Dataset records:

* begin *

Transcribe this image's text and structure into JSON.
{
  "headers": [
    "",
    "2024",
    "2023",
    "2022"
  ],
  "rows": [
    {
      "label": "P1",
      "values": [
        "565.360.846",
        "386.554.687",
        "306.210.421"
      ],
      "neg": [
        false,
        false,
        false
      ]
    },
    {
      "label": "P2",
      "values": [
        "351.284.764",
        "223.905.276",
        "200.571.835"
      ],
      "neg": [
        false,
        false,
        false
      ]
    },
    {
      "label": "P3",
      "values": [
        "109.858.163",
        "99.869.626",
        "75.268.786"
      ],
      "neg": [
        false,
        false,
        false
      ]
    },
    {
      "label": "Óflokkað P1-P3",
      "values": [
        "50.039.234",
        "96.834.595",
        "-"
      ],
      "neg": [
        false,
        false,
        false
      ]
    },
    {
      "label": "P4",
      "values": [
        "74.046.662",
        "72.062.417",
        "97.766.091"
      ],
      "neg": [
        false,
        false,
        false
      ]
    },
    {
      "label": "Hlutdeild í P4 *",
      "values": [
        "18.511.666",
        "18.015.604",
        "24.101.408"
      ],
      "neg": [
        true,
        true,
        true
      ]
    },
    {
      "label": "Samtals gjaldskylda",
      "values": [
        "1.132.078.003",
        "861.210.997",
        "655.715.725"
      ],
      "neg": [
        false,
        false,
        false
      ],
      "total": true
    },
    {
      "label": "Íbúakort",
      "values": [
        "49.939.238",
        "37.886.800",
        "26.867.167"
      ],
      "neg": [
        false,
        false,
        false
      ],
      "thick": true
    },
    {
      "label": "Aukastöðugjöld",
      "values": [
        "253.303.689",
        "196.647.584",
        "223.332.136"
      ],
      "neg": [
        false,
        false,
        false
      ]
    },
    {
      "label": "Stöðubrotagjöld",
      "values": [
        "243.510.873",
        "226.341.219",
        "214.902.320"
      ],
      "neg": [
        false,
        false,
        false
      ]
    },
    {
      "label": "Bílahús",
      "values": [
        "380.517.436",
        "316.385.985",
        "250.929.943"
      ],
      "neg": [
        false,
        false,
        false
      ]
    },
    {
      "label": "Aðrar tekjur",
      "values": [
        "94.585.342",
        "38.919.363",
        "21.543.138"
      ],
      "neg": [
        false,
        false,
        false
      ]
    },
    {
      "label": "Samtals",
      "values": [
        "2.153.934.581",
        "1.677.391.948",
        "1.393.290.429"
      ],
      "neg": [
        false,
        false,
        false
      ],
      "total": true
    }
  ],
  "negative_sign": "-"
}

* end *

◆ **EXERCISE DESCRIPTION**:
Tally how many lines of the records hold the word "Samtals". Answer with the number only.

◆ **SOLUTION TO THIS EXERCISE**:
2